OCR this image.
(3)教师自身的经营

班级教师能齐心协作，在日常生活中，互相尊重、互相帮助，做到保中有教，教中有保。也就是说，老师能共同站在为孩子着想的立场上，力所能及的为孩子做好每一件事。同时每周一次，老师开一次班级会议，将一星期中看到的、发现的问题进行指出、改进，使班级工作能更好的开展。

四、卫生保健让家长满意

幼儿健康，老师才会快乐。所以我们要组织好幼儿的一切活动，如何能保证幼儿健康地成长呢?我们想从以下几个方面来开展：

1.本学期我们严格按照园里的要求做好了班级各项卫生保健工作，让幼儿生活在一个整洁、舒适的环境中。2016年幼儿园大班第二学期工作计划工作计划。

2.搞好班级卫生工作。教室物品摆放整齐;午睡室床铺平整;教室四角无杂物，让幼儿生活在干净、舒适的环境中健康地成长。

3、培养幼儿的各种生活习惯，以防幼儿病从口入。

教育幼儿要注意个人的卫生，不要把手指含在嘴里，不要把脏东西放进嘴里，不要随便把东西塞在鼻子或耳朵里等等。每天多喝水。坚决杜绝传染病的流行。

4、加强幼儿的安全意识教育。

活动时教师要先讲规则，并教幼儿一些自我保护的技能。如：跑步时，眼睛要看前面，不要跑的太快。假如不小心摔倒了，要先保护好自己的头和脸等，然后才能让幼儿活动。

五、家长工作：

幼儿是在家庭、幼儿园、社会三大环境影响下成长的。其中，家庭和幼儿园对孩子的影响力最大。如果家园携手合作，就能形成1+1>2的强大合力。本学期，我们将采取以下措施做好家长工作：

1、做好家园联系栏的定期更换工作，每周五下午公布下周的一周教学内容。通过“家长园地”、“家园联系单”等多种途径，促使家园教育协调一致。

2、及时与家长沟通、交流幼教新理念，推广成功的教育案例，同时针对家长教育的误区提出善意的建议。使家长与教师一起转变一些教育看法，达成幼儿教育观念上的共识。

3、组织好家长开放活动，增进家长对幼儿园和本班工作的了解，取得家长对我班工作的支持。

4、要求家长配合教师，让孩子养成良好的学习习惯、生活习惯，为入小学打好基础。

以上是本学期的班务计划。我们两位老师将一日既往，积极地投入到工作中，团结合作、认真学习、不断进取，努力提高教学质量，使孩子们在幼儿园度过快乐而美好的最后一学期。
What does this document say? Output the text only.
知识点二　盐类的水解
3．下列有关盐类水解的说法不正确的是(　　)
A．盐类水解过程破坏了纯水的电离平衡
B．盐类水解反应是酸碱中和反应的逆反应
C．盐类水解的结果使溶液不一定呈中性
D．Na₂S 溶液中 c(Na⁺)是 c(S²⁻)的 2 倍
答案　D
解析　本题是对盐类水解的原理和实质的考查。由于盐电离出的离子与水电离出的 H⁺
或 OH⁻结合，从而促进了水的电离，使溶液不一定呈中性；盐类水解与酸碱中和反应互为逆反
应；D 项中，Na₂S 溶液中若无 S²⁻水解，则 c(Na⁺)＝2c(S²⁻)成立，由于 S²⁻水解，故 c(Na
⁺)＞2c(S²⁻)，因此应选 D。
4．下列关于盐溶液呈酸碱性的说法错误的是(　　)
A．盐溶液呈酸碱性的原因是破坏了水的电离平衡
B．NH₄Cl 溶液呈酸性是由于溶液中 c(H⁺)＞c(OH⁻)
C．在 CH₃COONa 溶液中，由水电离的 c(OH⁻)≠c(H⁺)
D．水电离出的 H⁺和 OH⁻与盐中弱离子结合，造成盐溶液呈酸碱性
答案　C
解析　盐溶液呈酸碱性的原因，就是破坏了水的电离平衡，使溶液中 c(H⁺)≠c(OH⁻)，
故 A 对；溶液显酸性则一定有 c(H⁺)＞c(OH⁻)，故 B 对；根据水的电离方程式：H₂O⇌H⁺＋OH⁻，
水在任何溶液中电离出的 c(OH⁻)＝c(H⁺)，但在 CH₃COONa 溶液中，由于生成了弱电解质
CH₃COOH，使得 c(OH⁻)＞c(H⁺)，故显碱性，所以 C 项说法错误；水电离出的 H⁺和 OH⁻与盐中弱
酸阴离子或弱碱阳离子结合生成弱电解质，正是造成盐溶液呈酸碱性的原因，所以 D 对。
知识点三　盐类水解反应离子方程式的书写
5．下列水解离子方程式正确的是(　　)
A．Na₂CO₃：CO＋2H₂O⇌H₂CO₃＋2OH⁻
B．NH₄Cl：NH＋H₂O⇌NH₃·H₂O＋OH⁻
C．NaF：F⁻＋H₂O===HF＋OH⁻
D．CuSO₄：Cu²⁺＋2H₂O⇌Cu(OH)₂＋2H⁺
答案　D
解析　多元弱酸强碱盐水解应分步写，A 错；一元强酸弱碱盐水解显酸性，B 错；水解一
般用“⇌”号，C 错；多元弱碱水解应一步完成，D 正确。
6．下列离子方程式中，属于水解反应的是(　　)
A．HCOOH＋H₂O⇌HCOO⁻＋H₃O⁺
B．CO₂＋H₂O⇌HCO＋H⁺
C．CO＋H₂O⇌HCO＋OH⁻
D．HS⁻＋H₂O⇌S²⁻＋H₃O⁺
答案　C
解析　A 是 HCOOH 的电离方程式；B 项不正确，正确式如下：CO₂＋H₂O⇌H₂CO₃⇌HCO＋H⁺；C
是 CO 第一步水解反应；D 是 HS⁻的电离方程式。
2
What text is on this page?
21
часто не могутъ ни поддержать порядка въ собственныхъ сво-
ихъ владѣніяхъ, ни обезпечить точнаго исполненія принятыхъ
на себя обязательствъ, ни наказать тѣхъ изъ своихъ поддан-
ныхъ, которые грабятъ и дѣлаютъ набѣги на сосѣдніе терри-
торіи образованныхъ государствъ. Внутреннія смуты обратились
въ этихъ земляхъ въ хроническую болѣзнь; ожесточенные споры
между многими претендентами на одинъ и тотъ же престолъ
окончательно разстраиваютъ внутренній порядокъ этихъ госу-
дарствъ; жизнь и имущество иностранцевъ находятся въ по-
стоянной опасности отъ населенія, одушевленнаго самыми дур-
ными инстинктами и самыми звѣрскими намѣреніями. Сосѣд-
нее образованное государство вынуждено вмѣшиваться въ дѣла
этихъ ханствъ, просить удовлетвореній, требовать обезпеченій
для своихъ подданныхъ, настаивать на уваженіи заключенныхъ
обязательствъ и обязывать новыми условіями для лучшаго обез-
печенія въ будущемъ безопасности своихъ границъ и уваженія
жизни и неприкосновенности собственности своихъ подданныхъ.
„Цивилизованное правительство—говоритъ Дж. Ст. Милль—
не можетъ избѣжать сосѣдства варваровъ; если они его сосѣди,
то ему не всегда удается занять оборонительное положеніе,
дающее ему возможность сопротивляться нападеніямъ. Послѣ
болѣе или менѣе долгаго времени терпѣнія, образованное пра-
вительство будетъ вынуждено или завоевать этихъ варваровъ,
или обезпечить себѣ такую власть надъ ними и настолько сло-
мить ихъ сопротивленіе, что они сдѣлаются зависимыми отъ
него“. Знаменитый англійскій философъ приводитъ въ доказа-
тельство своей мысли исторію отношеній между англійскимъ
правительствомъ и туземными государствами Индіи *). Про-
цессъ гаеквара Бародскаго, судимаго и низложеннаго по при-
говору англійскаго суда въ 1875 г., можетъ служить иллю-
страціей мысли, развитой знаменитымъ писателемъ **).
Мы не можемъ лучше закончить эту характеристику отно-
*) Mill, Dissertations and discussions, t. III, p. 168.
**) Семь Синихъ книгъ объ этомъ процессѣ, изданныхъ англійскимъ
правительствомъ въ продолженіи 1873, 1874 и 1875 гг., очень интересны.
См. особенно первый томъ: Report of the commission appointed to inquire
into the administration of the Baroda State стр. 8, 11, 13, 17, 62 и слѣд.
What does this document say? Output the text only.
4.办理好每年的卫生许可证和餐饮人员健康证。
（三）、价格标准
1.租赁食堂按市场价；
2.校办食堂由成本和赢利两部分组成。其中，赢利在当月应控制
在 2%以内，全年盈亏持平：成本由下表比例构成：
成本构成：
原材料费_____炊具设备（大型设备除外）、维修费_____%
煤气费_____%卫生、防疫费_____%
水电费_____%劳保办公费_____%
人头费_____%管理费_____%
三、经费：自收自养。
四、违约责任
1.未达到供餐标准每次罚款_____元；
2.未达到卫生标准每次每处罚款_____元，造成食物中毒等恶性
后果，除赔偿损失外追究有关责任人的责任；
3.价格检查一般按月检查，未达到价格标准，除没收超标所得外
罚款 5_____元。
::::::::
**EXERCISE DESCRIPTION**: Filter the data for the string "правительствомъ" and copy every line that has it.

**RESPONSE TO THE EXERCISE**:
правительствомъ и туземными государствами Индіи *). Про-
правительствомъ въ продолженіи 1873, 1874 и 1875 гг., очень интересны.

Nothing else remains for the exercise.